• _GOAL OF THE EXERCISE_:
Every record below is to be retyped exactly.

Records from a data collection
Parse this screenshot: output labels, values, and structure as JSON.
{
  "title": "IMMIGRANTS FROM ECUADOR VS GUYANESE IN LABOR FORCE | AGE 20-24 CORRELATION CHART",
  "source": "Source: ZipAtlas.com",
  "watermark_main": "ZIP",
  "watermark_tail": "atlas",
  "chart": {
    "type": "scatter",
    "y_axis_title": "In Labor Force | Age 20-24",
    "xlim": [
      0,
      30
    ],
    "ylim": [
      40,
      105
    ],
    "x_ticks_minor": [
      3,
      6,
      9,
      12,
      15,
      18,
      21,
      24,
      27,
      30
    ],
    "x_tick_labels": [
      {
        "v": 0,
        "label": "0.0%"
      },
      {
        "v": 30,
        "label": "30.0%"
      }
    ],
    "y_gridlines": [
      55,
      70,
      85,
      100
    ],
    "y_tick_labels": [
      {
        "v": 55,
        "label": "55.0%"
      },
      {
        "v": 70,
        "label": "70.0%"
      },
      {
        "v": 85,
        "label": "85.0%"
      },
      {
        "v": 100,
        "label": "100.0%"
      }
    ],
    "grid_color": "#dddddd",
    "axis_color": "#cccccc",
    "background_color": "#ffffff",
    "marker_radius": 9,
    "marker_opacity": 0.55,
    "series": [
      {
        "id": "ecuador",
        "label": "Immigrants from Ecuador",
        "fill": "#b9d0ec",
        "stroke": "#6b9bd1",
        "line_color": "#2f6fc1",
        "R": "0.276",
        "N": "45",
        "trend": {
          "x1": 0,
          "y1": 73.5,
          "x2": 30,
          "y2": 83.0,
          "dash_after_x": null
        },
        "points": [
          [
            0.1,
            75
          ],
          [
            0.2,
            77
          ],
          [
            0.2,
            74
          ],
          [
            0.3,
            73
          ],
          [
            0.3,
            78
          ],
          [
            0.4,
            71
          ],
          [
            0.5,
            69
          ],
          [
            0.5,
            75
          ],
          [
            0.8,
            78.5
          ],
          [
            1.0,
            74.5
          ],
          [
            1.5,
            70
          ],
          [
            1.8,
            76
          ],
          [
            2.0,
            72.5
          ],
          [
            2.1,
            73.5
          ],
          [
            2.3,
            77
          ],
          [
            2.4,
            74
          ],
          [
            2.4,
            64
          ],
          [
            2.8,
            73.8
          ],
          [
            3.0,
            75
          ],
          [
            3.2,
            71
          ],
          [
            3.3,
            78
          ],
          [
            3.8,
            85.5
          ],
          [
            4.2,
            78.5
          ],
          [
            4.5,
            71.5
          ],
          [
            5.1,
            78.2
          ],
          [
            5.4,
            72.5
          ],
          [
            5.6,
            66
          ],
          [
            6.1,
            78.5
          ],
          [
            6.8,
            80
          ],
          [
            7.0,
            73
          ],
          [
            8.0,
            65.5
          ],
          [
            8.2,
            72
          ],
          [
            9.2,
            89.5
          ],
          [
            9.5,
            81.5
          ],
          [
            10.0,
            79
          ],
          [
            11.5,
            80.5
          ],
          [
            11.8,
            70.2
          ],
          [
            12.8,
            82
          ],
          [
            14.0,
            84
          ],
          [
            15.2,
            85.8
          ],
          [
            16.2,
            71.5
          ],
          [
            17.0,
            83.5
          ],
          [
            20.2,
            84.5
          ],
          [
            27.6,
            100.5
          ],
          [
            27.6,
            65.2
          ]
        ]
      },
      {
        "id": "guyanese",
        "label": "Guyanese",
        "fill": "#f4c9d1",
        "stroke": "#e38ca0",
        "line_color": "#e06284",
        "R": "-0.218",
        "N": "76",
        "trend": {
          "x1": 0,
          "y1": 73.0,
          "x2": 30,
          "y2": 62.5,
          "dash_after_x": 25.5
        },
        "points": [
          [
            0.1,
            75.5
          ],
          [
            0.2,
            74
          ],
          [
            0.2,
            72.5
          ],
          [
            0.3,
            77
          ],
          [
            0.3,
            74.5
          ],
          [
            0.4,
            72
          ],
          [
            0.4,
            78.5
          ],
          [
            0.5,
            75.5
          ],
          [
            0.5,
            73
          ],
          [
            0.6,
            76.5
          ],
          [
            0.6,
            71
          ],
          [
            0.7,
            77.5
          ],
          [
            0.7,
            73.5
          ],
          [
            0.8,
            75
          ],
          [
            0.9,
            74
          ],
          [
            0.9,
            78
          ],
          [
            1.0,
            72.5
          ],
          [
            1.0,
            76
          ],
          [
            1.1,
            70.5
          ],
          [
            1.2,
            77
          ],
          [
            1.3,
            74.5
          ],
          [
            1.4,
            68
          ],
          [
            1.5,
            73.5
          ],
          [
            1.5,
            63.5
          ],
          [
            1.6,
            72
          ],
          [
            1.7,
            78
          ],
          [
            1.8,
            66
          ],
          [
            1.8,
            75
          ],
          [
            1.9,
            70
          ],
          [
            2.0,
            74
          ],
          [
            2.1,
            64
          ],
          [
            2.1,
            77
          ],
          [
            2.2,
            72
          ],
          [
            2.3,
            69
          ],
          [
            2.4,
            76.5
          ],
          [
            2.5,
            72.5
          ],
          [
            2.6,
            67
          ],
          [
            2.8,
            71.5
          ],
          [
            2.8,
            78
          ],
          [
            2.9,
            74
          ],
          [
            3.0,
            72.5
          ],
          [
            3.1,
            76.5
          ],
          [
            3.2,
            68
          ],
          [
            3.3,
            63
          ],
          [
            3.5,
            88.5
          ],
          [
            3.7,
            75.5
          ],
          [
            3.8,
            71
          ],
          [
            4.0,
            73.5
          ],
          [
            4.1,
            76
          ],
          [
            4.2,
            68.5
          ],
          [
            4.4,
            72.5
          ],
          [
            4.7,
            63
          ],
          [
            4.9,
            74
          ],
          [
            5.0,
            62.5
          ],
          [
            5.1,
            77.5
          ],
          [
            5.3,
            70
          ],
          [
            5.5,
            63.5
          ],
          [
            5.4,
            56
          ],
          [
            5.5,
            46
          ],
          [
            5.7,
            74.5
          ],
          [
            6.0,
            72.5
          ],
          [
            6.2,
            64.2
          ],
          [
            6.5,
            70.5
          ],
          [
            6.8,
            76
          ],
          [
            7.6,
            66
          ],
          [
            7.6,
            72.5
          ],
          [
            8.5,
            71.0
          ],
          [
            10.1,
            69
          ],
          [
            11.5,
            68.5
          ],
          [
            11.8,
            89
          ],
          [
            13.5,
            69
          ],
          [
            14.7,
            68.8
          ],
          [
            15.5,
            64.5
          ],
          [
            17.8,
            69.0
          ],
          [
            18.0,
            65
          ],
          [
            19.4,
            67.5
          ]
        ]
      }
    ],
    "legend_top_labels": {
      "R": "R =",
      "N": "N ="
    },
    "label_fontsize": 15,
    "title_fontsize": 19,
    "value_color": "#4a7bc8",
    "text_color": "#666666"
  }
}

• _COMPLETED TASK_:
Parse this screenshot: output labels, values, and structure as JSON.
{
  "title": "IMMIGRANTS FROM ECUADOR VS GUYANESE IN LABOR FORCE | AGE 20-24 CORRELATION CHART",
  "source": "Source: ZipAtlas.com",
  "watermark_main": "ZIP",
  "watermark_tail": "atlas",
  "chart": {
    "type": "scatter",
    "y_axis_title": "In Labor Force | Age 20-24",
    "xlim": [
      0,
      30
    ],
    "ylim": [
      40,
      105
    ],
    "x_ticks_minor": [
      3,
      6,
      9,
      12,
      15,
      18,
      21,
      24,
      27,
      30
    ],
    "x_tick_labels": [
      {
        "v": 0,
        "label": "0.0%"
      },
      {
        "v": 30,
        "label": "30.0%"
      }
    ],
    "y_gridlines": [
      55,
      70,
      85,
      100
    ],
    "y_tick_labels": [
      {
        "v": 55,
        "label": "55.0%"
      },
      {
        "v": 70,
        "label": "70.0%"
      },
      {
        "v": 85,
        "label": "85.0%"
      },
      {
        "v": 100,
        "label": "100.0%"
      }
    ],
    "grid_color": "#dddddd",
    "axis_color": "#cccccc",
    "background_color": "#ffffff",
    "marker_radius": 9,
    "marker_opacity": 0.55,
    "series": [
      {
        "id": "ecuador",
        "label": "Immigrants from Ecuador",
        "fill": "#b9d0ec",
        "stroke": "#6b9bd1",
        "line_color": "#2f6fc1",
        "R": "0.276",
        "N": "45",
        "trend": {
          "x1": 0,
          "y1": 73.5,
          "x2": 30,
          "y2": 83.0,
          "dash_after_x": null
        },
        "points": [
          [
            0.1,
            75
          ],
          [
            0.2,
            77
          ],
          [
            0.2,
            74
          ],
          [
            0.3,
            73
          ],
          [
            0.3,
            78
          ],
          [
            0.4,
            71
          ],
          [
            0.5,
            69
          ],
          [
            0.5,
            75
          ],
          [
            0.8,
            78.5
          ],
          [
            1.0,
            74.5
          ],
          [
            1.5,
            70
          ],
          [
            1.8,
            76
          ],
          [
            2.0,
            72.5
          ],
          [
            2.1,
            73.5
          ],
          [
            2.3,
            77
          ],
          [
            2.4,
            74
          ],
          [
            2.4,
            64
          ],
          [
            2.8,
            73.8
          ],
          [
            3.0,
            75
          ],
          [
            3.2,
            71
          ],
          [
            3.3,
            78
          ],
          [
            3.8,
            85.5
          ],
          [
            4.2,
            78.5
          ],
          [
            4.5,
            71.5
          ],
          [
            5.1,
            78.2
          ],
          [
            5.4,
            72.5
          ],
          [
            5.6,
            66
          ],
          [
            6.1,
            78.5
          ],
          [
            6.8,
            80
          ],
          [
            7.0,
            73
          ],
          [
            8.0,
            65.5
          ],
          [
            8.2,
            72
          ],
          [
            9.2,
            89.5
          ],
          [
            9.5,
            81.5
          ],
          [
            10.0,
            79
          ],
          [
            11.5,
            80.5
          ],
          [
            11.8,
            70.2
          ],
          [
            12.8,
            82
          ],
          [
            14.0,
            84
          ],
          [
            15.2,
            85.8
          ],
          [
            16.2,
            71.5
          ],
          [
            17.0,
            83.5
          ],
          [
            20.2,
            84.5
          ],
          [
            27.6,
            100.5
          ],
          [
            27.6,
            65.2
          ]
        ]
      },
      {
        "id": "guyanese",
        "label": "Guyanese",
        "fill": "#f4c9d1",
        "stroke": "#e38ca0",
        "line_color": "#e06284",
        "R": "-0.218",
        "N": "76",
        "trend": {
          "x1": 0,
          "y1": 73.0,
          "x2": 30,
          "y2": 62.5,
          "dash_after_x": 25.5
        },
        "points": [
          [
            0.1,
            75.5
          ],
          [
            0.2,
            74
          ],
          [
            0.2,
            72.5
          ],
          [
            0.3,
            77
          ],
          [
            0.3,
            74.5
          ],
          [
            0.4,
            72
          ],
          [
            0.4,
            78.5
          ],
          [
            0.5,
            75.5
          ],
          [
            0.5,
            73
          ],
          [
            0.6,
            76.5
          ],
          [
            0.6,
            71
          ],
          [
            0.7,
            77.5
          ],
          [
            0.7,
            73.5
          ],
          [
            0.8,
            75
          ],
          [
            0.9,
            74
          ],
          [
            0.9,
            78
          ],
          [
            1.0,
            72.5
          ],
          [
            1.0,
            76
          ],
          [
            1.1,
            70.5
          ],
          [
            1.2,
            77
          ],
          [
            1.3,
            74.5
          ],
          [
            1.4,
            68
          ],
          [
            1.5,
            73.5
          ],
          [
            1.5,
            63.5
          ],
          [
            1.6,
            72
          ],
          [
            1.7,
            78
          ],
          [
            1.8,
            66
          ],
          [
            1.8,
            75
          ],
          [
            1.9,
            70
          ],
          [
            2.0,
            74
          ],
          [
            2.1,
            64
          ],
          [
            2.1,
            77
          ],
          [
            2.2,
            72
          ],
          [
            2.3,
            69
          ],
          [
            2.4,
            76.5
          ],
          [
            2.5,
            72.5
          ],
          [
            2.6,
            67
          ],
          [
            2.8,
            71.5
          ],
          [
            2.8,
            78
          ],
          [
            2.9,
            74
          ],
          [
            3.0,
            72.5
          ],
          [
            3.1,
            76.5
          ],
          [
            3.2,
            68
          ],
          [
            3.3,
            63
          ],
          [
            3.5,
            88.5
          ],
          [
            3.7,
            75.5
          ],
          [
            3.8,
            71
          ],
          [
            4.0,
            73.5
          ],
          [
            4.1,
            76
          ],
          [
            4.2,
            68.5
          ],
          [
            4.4,
            72.5
          ],
          [
            4.7,
            63
          ],
          [
            4.9,
            74
          ],
          [
            5.0,
            62.5
          ],
          [
            5.1,
            77.5
          ],
          [
            5.3,
            70
          ],
          [
            5.5,
            63.5
          ],
          [
            5.4,
            56
          ],
          [
            5.5,
            46
          ],
          [
            5.7,
            74.5
          ],
          [
            6.0,
            72.5
          ],
          [
            6.2,
            64.2
          ],
          [
            6.5,
            70.5
          ],
          [
            6.8,
            76
          ],
          [
            7.6,
            66
          ],
          [
            7.6,
            72.5
          ],
          [
            8.5,
            71.0
          ],
          [
            10.1,
            69
          ],
          [
            11.5,
            68.5
          ],
          [
            11.8,
            89
          ],
          [
            13.5,
            69
          ],
          [
            14.7,
            68.8
          ],
          [
            15.5,
            64.5
          ],
          [
            17.8,
            69.0
          ],
          [
            18.0,
            65
          ],
          [
            19.4,
            67.5
          ]
        ]
      }
    ],
    "legend_top_labels": {
      "R": "R =",
      "N": "N ="
    },
    "label_fontsize": 15,
    "title_fontsize": 19,
    "value_color": "#4a7bc8",
    "text_color": "#666666"
  }
}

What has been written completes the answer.